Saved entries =
-- begin --

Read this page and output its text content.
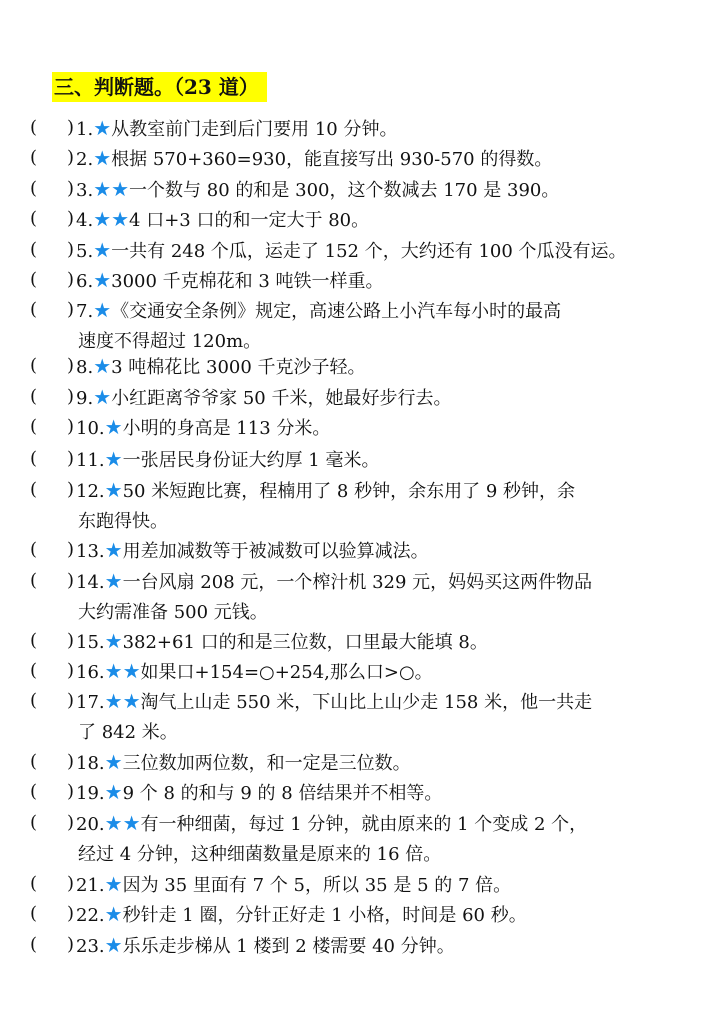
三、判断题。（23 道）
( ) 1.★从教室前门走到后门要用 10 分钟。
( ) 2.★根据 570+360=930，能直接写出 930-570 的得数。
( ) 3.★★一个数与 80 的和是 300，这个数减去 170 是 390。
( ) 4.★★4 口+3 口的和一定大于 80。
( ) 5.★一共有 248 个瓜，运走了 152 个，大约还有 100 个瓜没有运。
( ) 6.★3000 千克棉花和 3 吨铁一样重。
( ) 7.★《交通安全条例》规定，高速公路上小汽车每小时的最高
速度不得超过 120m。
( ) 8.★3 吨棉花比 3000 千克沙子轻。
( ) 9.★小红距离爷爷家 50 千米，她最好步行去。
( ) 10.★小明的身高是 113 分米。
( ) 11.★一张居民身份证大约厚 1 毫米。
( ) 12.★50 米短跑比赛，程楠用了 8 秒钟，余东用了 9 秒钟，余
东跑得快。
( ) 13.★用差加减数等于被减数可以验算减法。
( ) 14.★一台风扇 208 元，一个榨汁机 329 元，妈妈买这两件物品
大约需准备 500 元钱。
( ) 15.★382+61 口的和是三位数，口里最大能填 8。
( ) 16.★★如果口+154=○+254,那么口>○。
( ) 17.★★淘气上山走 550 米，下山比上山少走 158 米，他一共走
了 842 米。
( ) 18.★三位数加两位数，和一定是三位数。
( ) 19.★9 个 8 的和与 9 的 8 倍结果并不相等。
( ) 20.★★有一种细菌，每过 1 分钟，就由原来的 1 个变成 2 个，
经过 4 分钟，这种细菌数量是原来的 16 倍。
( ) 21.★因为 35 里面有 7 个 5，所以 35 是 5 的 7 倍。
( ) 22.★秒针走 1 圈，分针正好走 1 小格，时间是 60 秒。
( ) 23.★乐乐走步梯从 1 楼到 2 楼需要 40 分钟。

-- end --

EXERCISE GOAL =
Write the lines above out again exactly, without any of their pictures.

THE ANSWER =
Read this page and output its text content.
三、判断题。（23 道）
( ) 1.★从教室前门走到后门要用 10 分钟。
( ) 2.★根据 570+360=930，能直接写出 930-570 的得数。
( ) 3.★★一个数与 80 的和是 300，这个数减去 170 是 390。
( ) 4.★★4 口+3 口的和一定大于 80。
( ) 5.★一共有 248 个瓜，运走了 152 个，大约还有 100 个瓜没有运。
( ) 6.★3000 千克棉花和 3 吨铁一样重。
( ) 7.★《交通安全条例》规定，高速公路上小汽车每小时的最高
速度不得超过 120m。
( ) 8.★3 吨棉花比 3000 千克沙子轻。
( ) 9.★小红距离爷爷家 50 千米，她最好步行去。
( ) 10.★小明的身高是 113 分米。
( ) 11.★一张居民身份证大约厚 1 毫米。
( ) 12.★50 米短跑比赛，程楠用了 8 秒钟，余东用了 9 秒钟，余
东跑得快。
( ) 13.★用差加减数等于被减数可以验算减法。
( ) 14.★一台风扇 208 元，一个榨汁机 329 元，妈妈买这两件物品
大约需准备 500 元钱。
( ) 15.★382+61 口的和是三位数，口里最大能填 8。
( ) 16.★★如果口+154=○+254,那么口>○。
( ) 17.★★淘气上山走 550 米，下山比上山少走 158 米，他一共走
了 842 米。
( ) 18.★三位数加两位数，和一定是三位数。
( ) 19.★9 个 8 的和与 9 的 8 倍结果并不相等。
( ) 20.★★有一种细菌，每过 1 分钟，就由原来的 1 个变成 2 个，
经过 4 分钟，这种细菌数量是原来的 16 倍。
( ) 21.★因为 35 里面有 7 个 5，所以 35 是 5 的 7 倍。
( ) 22.★秒针走 1 圈，分针正好走 1 小格，时间是 60 秒。
( ) 23.★乐乐走步梯从 1 楼到 2 楼需要 40 分钟。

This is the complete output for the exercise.